Excerpted text: Begin


  3. i love it when other people are able to put my thoughts into beautiful words.

    our family had a very meager year last year, which came on the heels of six other meager years of being students. we have a pepper grinder that broke about four years ago and even though we are we are finally in a place where we could go ahead and replace it, i've resisted doing so. every time i look at that pepper grinder, propped carefully on the counter between the salt shaker and the backsplash to hold it up, i think of the lessons that i've learned over the past seven years, and especially the last year. lessons of prayers, and faith, and patience, and miracles, and waiting on the lord.

  4. What a gifted author you are! Thank you for this. We too, as small business owners, underwent financial hardships with the crash of 2008. Having to lay of treasured employees; my husband and I both still working – he @ 70; me @ 66 because of clients not paying work we had completed for them; unable to fulfill dreams of a mission, etc. – are just a few of the experiences that have been ours.

Excerpted text: End
Extracted information: Begin

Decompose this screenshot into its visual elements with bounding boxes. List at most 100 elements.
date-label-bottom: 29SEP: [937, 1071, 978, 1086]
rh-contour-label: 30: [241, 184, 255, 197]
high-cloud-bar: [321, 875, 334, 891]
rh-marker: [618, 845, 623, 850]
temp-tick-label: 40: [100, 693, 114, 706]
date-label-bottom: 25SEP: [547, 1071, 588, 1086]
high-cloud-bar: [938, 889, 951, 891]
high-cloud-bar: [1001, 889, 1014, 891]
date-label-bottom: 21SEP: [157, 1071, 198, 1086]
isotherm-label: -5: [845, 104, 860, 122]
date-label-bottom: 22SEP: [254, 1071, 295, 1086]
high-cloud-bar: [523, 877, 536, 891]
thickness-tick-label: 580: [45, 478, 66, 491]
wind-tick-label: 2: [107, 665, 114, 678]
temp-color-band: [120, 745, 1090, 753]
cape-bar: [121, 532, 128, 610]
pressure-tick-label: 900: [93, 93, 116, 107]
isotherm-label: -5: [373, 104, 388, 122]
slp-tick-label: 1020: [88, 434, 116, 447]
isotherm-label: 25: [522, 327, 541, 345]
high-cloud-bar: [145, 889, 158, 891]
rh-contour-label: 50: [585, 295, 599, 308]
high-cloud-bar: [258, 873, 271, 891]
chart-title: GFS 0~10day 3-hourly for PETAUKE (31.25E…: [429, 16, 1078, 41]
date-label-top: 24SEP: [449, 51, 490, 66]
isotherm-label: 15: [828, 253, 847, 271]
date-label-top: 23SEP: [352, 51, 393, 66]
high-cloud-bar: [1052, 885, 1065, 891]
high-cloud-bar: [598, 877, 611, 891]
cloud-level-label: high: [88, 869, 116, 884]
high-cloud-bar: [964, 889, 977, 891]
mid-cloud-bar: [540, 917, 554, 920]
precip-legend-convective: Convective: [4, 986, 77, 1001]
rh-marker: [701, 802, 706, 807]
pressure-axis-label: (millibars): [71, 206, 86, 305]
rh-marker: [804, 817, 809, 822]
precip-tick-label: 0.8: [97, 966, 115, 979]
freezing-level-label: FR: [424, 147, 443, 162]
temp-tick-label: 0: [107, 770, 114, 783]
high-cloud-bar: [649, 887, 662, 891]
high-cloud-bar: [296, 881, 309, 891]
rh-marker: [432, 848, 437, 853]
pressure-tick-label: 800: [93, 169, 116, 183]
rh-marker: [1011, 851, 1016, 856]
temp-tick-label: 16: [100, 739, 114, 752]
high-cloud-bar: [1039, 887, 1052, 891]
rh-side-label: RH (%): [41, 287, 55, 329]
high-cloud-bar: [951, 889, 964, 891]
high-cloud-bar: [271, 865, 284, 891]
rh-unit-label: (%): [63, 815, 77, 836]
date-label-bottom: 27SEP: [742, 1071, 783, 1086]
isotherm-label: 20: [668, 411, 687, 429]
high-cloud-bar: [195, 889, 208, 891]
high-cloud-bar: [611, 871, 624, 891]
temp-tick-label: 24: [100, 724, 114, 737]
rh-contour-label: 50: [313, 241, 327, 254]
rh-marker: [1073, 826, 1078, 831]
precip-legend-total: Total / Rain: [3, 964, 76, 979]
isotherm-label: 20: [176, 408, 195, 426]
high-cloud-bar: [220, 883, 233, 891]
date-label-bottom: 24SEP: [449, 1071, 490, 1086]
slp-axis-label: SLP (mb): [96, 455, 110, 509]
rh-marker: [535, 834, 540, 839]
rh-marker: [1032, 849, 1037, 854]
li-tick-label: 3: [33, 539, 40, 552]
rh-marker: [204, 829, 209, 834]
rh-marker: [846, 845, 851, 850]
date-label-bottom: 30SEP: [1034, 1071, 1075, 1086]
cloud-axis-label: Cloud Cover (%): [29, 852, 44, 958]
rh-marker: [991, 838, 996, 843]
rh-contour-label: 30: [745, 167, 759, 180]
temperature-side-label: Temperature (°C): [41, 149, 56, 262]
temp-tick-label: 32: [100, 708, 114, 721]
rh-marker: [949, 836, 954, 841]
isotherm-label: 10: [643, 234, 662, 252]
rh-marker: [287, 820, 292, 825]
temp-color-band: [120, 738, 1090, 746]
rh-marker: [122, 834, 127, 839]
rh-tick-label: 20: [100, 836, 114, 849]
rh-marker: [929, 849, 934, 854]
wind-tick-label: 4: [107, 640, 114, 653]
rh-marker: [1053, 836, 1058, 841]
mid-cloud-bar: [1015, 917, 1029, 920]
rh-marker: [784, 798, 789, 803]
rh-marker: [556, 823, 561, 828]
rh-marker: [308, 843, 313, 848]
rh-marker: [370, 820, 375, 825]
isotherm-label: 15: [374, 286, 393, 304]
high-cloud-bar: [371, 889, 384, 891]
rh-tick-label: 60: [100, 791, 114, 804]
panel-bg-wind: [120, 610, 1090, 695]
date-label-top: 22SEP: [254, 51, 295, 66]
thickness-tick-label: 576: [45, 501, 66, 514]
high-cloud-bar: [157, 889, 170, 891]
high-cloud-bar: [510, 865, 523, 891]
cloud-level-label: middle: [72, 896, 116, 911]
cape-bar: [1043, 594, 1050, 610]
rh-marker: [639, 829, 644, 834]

Extracted information: End

Tasks to carry out>
(A) In the comments, how long ago did the family's pepper grinder break?
(B) Transcribe the comments word for word, from "our family had" up to and including "on the lord.".

Answers below>
(A) About four years ago.

(B)
our family had a very meager year last year, which came on the heels of six other meager years of being students. we have a pepper grinder that broke about four years ago and even though we are we are finally in a place where we could go ahead and replace it, i've resisted doing so. every time i look at that pepper grinder, propped carefully on the counter between the salt shaker and the backsplash to hold it up, i think of the lessons that i've learned over the past seven years, and especially the last year. lessons of prayers, and faith, and patience, and miracles, and waiting on the lord.